Hand x-ray art project gets slap on the wrist

2013 06 06 11 01 43 335 Skin Bones 400 20130606181126

It seems that art and science do not always mix, at least according to the French Nuclear Safety Authority (ASN). Triggered by an art exhibit involving roughly 100 hand radiographs, the agency served a reminder to those involved and the general public that x-ray scans for artistic purposes are considered unlawful.

ASN was notified at the end of 2012 about artist Marc Ferrante's "Jeux de mains" or Hand Plays project, which was on display at locations in Strasbourg and Maxéville, according to a statement on the ASN site. Between 6 February and 23 April 2013, the Strasbourg division of the agency contacted the artist and inspected three imaging facilities involved in obtaining the x-ray scans.

'Skin and bones' from the Hand Plays modified presence series. All images © Marc Ferrante (marcferrante.com)."Skin and bones" from the Hand Plays modified presence series. All images © Marc Ferrante (marcferrante.com).
"Skin and bones" from the Hand Plays modified presence series. All images © Marc Ferrante (marcferrante.com).

The impetus behind the investigation was Article L. 1333-11 of the Public Health Code, which states that ionizing radiation cannot be used on the human body for purposes other than diagnosis, treatment, or biomedical research. The penalty for infringement can range up to one year in prison and a fine of 15,000 euros, ASN noted.

The Hand Plays project is divided into six series of images. In the "object theater" series, for example, scans were taken of hands wearing a range of objects, from more traditional puppets to poultry. Other series include "skin," in which the bones are removed, leaving only an image of the skin, and "ergon," which visualizes the space between the hands.

# Required work:
[A] In the article on the hand x-ray art project, rewrite the paragraph beginning "ASN was notified at the end of 2012" as a short list, keeping its main facts.
[B] Answer these questions from the article on the hand x-ray art project:
(i) Roughly how many hand radiographs did the art exhibit involve?
(ii) What is the maximum penalty for infringing Article L. 1333-11 of the Public Health Code?
(iii) What is removed from the images in the "skin" series?

# Document layout detection records:
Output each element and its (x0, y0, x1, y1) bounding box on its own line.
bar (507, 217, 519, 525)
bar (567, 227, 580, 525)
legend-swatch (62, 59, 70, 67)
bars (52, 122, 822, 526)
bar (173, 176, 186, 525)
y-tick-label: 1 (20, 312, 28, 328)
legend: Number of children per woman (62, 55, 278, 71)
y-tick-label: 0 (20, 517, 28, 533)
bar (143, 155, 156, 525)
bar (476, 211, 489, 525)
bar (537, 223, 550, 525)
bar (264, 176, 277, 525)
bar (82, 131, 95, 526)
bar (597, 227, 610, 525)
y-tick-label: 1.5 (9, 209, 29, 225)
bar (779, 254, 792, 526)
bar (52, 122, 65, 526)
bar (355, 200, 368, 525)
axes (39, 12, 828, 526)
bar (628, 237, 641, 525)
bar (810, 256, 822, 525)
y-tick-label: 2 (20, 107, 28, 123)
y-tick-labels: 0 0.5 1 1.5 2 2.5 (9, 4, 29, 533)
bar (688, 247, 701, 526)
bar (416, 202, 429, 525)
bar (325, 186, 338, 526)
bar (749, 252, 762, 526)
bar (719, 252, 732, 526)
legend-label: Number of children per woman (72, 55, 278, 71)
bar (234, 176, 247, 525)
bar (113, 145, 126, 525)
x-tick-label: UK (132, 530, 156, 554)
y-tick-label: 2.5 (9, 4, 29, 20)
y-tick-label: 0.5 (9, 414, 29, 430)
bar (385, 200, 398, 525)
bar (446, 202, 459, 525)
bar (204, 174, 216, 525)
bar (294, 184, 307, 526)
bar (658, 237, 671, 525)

# Answers by item:
[A]
- At the end of 2012, ASN was notified about artist Marc Ferrante's "Jeux de mains" (Hand Plays) project.
- The project was on display at locations in Strasbourg and Maxéville.
- Between 6 February and 23 April 2013, the agency's Strasbourg division contacted the artist.
- In the same period, it inspected three imaging facilities involved in obtaining the x-ray scans.

[B]
(i) Roughly 100.
(ii) Up to one year in prison and a fine of 15,000 euros.
(iii) The bones.